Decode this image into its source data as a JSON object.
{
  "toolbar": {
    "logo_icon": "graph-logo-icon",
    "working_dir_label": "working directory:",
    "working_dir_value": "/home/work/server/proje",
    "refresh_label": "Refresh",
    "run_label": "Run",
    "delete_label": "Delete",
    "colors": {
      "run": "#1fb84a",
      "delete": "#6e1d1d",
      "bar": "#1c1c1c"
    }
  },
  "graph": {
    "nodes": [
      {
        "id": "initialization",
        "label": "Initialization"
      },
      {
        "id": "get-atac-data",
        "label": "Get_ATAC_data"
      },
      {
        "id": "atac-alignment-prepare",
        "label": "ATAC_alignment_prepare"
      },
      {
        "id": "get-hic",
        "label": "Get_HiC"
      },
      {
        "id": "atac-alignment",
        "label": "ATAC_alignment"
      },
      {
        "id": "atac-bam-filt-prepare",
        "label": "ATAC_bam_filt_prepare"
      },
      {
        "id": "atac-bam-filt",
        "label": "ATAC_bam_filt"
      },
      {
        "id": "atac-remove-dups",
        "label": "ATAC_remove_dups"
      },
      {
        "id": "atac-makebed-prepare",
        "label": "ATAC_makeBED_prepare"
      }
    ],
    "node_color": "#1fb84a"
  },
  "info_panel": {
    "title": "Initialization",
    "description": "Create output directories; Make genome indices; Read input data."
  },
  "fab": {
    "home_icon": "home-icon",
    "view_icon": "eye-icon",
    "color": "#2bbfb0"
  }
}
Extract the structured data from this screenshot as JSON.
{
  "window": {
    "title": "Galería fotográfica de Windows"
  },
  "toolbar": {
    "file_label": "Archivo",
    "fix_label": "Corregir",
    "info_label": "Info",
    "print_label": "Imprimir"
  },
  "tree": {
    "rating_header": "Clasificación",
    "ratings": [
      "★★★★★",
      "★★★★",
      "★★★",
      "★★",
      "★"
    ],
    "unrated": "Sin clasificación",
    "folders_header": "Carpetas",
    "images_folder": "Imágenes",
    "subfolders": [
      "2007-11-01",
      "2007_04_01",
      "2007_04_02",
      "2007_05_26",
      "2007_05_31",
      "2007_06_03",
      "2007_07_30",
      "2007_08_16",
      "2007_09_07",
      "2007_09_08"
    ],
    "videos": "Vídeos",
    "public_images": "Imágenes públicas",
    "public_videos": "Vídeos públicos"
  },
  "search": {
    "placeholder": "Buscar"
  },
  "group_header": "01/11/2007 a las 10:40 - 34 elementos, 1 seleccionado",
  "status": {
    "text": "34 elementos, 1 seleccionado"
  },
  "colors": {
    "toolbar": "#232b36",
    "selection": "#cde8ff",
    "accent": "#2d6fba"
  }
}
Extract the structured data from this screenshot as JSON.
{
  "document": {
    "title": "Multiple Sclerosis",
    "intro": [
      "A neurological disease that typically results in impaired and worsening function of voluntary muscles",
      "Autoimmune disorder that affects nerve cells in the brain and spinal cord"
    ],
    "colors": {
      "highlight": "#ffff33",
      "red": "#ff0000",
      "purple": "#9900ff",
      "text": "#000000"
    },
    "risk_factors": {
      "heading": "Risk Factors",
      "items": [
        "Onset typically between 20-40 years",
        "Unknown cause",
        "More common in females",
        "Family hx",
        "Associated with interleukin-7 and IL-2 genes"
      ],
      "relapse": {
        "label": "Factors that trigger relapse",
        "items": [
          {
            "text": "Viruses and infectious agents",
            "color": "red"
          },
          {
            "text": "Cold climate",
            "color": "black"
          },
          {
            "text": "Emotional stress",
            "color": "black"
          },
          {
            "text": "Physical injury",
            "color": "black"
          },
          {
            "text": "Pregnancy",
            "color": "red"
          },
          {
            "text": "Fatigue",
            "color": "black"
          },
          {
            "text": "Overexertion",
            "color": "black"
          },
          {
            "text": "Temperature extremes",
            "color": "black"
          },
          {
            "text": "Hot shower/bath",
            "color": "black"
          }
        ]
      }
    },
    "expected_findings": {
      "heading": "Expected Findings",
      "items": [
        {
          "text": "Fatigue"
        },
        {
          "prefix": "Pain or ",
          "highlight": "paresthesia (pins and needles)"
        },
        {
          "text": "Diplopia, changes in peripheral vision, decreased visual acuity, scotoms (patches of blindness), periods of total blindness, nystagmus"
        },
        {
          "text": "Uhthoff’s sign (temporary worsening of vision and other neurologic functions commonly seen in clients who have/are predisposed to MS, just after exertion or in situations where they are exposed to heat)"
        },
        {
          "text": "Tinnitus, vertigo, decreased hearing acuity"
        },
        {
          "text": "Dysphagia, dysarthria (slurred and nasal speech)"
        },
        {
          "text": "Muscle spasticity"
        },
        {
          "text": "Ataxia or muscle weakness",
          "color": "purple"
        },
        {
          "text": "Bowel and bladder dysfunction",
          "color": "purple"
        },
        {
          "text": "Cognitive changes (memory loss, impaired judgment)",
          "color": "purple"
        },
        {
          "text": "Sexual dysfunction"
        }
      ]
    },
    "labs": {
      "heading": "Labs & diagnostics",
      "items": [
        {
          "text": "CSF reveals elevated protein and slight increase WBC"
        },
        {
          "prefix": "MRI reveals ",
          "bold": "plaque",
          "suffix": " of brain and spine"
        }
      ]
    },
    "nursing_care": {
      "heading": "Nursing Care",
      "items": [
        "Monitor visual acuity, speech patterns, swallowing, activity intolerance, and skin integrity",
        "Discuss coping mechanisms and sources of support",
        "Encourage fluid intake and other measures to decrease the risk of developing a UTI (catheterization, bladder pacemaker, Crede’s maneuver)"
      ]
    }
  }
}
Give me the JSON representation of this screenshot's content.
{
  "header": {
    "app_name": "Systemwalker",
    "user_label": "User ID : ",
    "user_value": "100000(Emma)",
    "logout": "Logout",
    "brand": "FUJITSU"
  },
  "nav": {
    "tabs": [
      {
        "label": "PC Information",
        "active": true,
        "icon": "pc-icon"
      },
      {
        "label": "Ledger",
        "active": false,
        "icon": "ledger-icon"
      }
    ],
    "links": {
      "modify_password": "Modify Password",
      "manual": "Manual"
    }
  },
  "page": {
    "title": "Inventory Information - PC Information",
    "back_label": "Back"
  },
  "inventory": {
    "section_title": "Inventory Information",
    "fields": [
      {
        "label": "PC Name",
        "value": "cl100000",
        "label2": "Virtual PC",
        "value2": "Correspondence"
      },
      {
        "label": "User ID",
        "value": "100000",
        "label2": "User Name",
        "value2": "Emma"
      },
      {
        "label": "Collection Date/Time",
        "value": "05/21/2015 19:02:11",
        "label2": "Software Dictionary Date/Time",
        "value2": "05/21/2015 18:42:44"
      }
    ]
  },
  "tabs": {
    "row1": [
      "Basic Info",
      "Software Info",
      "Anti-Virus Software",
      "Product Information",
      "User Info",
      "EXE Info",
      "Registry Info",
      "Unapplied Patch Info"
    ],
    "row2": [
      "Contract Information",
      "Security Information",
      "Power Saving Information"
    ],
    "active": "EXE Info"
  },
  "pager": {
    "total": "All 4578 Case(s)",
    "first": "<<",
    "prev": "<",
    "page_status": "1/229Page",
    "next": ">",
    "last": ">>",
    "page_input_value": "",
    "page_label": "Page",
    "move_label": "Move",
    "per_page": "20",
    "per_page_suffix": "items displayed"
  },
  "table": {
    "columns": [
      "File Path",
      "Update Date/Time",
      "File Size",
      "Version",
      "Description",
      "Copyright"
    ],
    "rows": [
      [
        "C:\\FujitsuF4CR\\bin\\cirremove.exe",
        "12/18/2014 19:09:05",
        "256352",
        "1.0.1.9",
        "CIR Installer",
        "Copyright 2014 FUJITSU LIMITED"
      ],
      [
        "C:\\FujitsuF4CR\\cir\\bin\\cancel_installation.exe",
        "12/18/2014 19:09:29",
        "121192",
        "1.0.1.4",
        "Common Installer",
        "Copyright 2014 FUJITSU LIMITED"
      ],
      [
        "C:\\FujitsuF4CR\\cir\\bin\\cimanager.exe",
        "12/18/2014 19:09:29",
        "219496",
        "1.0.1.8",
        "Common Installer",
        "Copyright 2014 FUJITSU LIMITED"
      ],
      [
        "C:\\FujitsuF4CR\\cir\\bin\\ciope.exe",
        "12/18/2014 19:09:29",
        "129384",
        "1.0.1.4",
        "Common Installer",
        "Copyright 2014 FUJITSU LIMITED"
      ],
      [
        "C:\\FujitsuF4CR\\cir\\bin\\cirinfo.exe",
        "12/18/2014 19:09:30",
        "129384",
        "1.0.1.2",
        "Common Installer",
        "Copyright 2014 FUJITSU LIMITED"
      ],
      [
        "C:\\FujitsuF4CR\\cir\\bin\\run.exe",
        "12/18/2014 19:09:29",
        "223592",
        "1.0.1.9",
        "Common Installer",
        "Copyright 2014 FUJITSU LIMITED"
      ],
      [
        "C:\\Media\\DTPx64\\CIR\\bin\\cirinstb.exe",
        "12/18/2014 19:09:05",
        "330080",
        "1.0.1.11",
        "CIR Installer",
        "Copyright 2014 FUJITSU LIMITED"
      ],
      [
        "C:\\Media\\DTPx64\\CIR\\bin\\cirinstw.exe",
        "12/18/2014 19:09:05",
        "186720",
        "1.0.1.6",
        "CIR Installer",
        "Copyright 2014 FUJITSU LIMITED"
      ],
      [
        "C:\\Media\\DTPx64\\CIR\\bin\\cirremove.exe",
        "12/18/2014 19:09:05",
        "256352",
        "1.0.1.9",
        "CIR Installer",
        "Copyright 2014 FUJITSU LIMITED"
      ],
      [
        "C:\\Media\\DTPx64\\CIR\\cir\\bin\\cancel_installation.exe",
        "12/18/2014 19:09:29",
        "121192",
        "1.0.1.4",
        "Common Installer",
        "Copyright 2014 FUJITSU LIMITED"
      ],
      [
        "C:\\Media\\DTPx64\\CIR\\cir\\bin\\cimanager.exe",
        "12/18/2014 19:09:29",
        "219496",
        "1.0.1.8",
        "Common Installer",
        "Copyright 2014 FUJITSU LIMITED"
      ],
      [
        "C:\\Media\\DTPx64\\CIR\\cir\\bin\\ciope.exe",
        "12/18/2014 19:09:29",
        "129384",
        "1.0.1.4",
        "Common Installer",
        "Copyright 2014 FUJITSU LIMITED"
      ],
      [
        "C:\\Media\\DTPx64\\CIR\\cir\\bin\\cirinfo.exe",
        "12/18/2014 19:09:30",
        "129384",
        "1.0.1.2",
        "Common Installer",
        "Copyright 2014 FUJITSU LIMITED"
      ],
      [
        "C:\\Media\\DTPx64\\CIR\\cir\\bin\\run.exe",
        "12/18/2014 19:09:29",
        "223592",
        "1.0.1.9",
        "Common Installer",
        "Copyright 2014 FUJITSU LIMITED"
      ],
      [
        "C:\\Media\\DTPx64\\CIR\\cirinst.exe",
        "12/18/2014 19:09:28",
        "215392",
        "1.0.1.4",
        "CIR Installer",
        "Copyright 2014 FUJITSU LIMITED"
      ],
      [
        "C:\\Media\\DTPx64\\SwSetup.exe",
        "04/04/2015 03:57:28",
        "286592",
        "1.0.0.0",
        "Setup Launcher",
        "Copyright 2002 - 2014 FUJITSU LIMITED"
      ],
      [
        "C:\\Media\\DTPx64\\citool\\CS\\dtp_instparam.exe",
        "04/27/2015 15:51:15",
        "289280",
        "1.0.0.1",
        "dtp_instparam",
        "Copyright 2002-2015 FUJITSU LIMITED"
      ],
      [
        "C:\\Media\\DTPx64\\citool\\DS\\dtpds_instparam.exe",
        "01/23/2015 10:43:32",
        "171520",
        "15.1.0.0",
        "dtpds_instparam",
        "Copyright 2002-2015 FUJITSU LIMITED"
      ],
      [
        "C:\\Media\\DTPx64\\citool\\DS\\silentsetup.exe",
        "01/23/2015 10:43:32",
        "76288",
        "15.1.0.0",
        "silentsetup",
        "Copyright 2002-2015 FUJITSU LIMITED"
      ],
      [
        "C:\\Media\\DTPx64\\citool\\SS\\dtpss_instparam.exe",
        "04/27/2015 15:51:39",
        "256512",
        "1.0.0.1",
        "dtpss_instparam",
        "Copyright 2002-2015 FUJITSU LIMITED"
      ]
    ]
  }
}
• • •
■ What the exercise asks
All lines of the entries containing the string "Information" must be shown in full.

■ Result of the exercise
        "label": "PC Information",
    "title": "Inventory Information - PC Information",
    "section_title": "Inventory Information",
      "Product Information",
      "Contract Information",
      "Security Information",
      "Power Saving Information"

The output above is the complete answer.